Extracted records
_ _ _ _ _ _ _

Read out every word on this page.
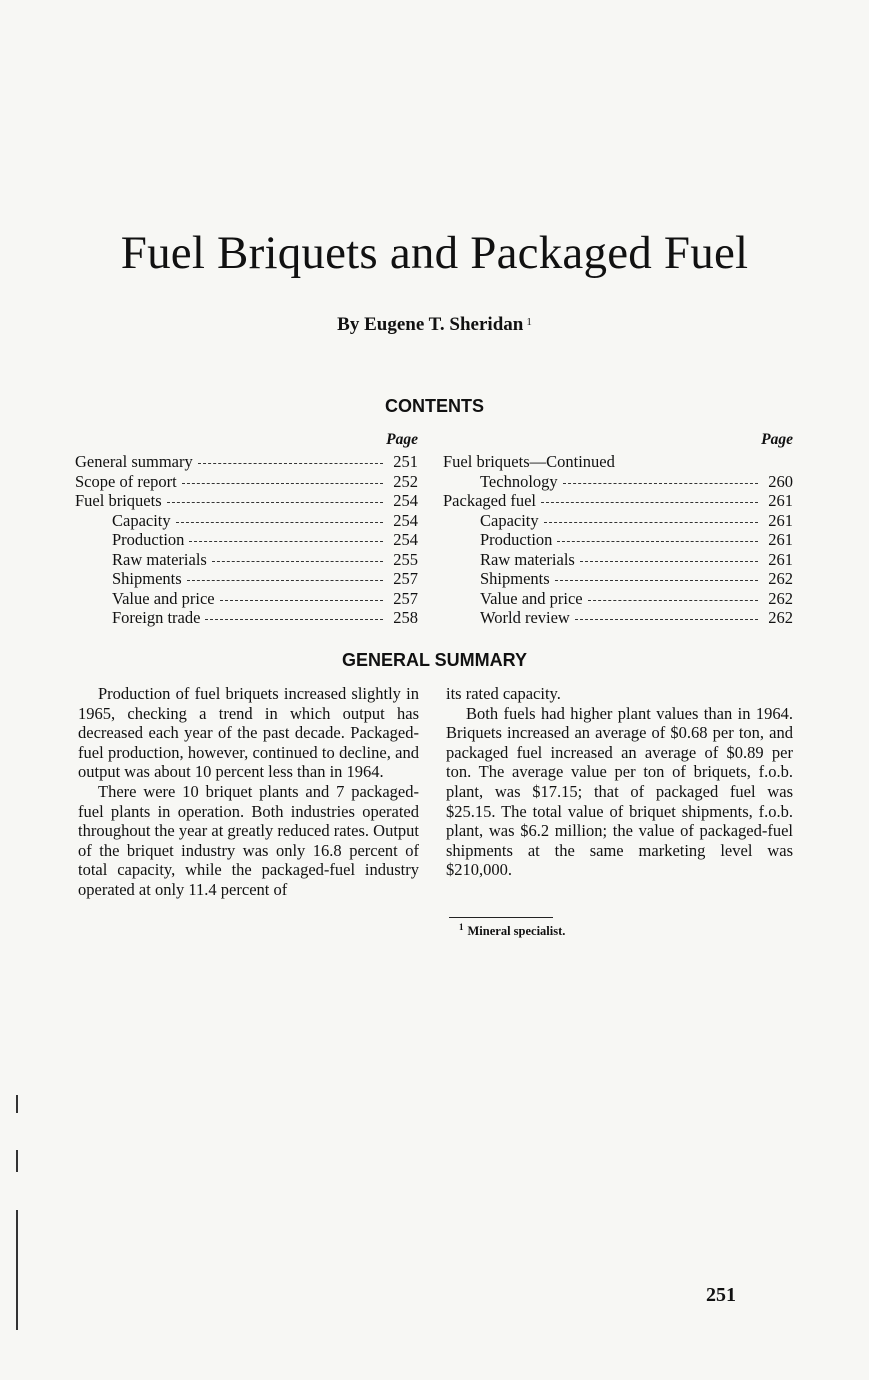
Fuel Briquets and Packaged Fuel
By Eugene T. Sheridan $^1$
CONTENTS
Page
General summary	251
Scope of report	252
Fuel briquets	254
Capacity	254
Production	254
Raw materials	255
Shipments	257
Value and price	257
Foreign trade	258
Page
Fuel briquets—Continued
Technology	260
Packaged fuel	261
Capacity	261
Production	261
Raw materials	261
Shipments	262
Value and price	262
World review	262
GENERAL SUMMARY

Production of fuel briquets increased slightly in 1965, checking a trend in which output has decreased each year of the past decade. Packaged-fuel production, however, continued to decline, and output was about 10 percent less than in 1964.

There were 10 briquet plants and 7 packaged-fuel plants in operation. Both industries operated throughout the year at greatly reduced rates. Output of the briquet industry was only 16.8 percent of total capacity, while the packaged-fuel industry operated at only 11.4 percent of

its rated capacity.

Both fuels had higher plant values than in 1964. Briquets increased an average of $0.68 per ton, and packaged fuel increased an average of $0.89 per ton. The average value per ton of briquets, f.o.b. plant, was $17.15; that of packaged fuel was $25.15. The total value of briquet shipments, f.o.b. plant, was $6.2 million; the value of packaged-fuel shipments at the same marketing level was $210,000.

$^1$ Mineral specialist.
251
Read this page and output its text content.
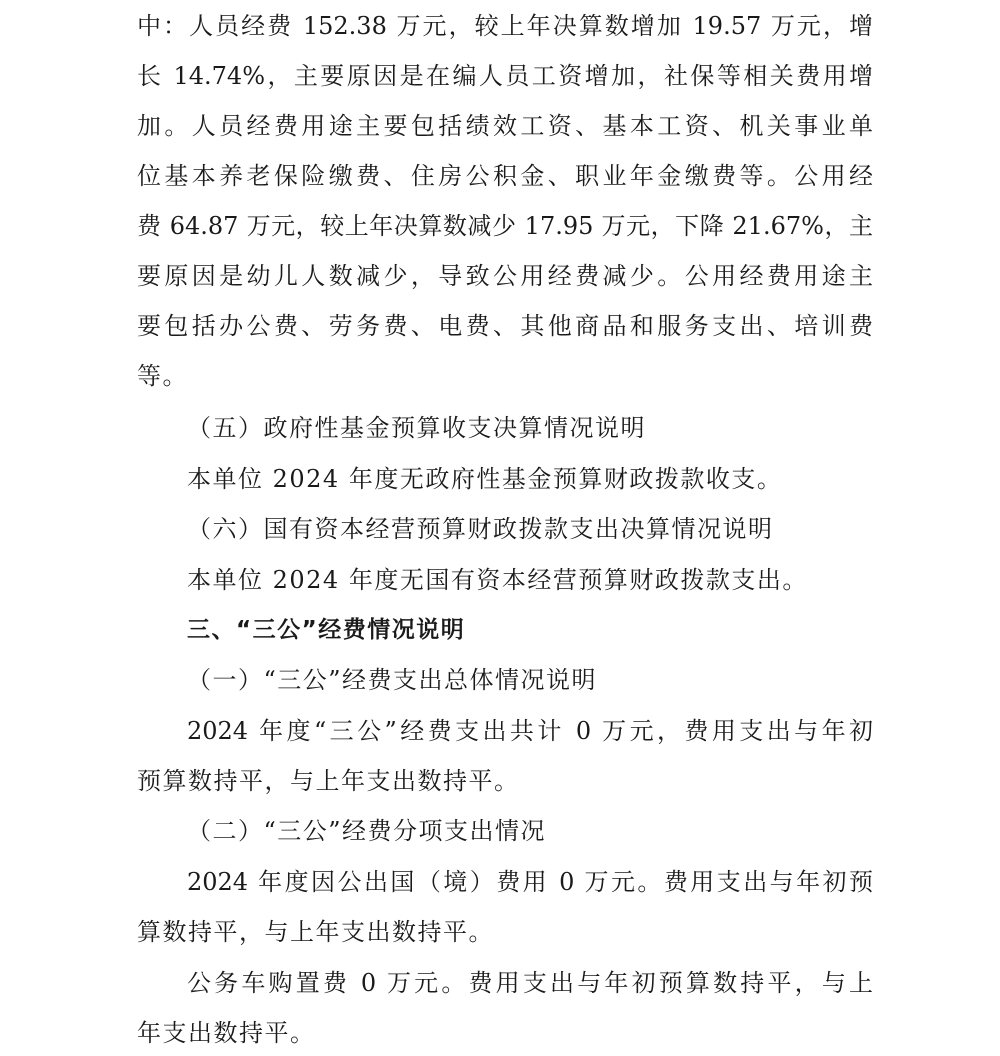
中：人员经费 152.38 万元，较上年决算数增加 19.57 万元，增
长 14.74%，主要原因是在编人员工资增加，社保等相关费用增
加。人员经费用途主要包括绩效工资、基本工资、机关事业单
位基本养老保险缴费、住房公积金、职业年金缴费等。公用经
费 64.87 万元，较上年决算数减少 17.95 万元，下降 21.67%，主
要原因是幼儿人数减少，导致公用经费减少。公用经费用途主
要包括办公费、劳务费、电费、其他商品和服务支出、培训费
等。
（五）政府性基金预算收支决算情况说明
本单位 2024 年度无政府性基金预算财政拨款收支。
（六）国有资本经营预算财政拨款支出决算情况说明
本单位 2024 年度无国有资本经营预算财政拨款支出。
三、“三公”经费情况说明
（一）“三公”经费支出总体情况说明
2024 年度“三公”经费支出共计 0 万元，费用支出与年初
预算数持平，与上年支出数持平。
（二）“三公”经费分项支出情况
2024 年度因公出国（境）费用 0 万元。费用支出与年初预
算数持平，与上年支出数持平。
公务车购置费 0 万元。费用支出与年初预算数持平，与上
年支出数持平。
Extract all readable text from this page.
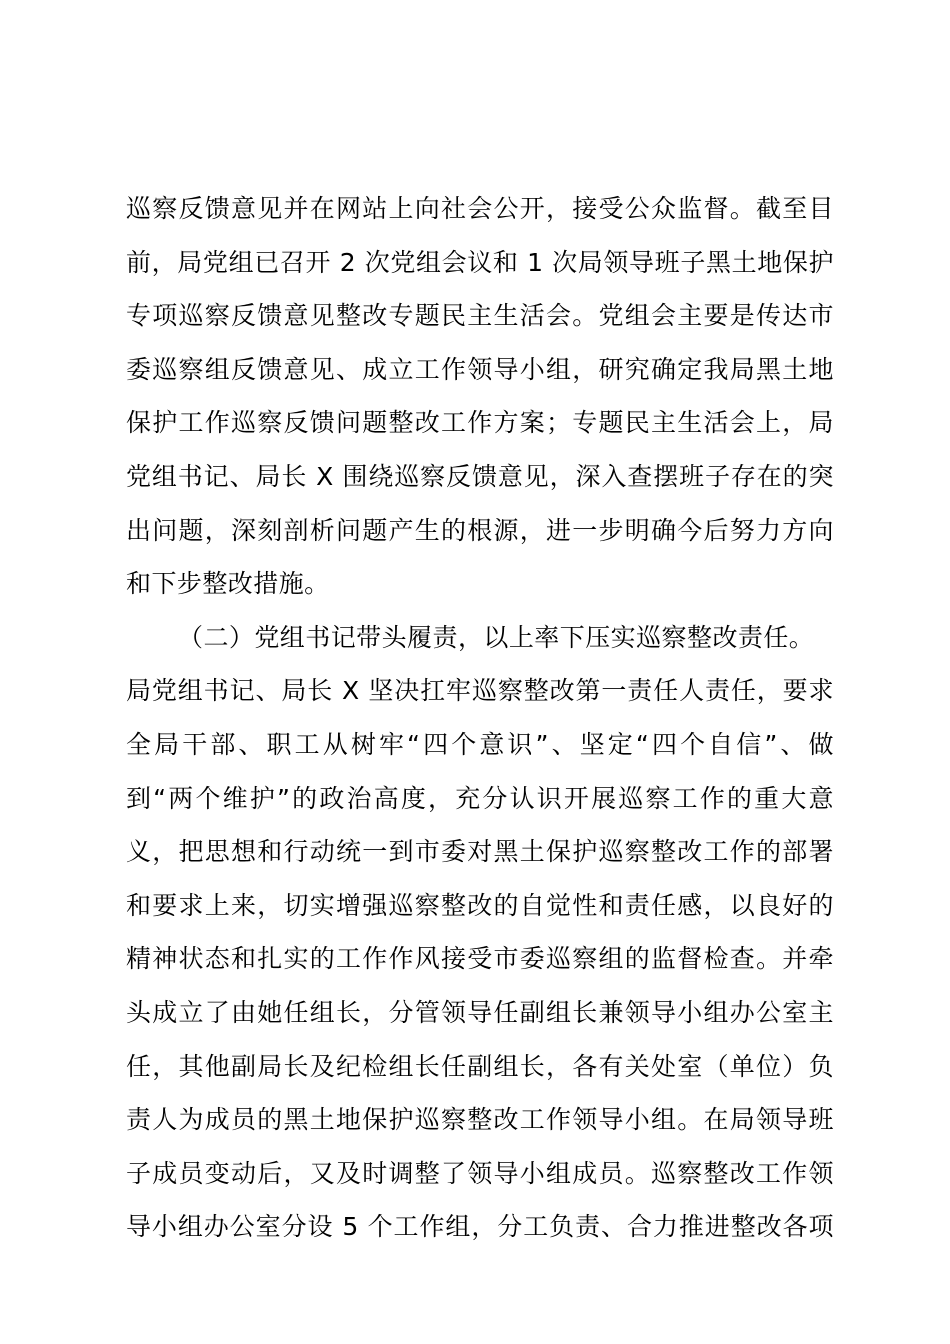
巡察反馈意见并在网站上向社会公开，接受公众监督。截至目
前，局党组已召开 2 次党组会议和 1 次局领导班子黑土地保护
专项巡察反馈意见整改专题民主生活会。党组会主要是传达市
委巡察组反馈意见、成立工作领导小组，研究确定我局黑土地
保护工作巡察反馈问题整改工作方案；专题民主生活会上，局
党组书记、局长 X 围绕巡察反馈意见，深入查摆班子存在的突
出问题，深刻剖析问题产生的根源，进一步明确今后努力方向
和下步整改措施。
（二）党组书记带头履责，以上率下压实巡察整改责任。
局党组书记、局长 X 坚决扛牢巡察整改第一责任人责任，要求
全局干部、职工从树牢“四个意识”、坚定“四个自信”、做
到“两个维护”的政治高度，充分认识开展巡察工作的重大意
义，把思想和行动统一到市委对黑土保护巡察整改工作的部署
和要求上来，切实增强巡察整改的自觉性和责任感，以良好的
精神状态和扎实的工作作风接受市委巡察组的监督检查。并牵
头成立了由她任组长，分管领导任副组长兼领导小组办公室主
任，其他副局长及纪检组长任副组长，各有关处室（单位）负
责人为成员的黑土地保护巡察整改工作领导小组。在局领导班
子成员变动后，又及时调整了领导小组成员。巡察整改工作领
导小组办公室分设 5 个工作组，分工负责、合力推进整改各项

_ _ _ _ _ _ _

Description of the task
Filter the listing above by the word "this"; copy each line that passes.

Completed task
Read out every word on this page.
Read this page and output its text content.
Extract all readable text from this page.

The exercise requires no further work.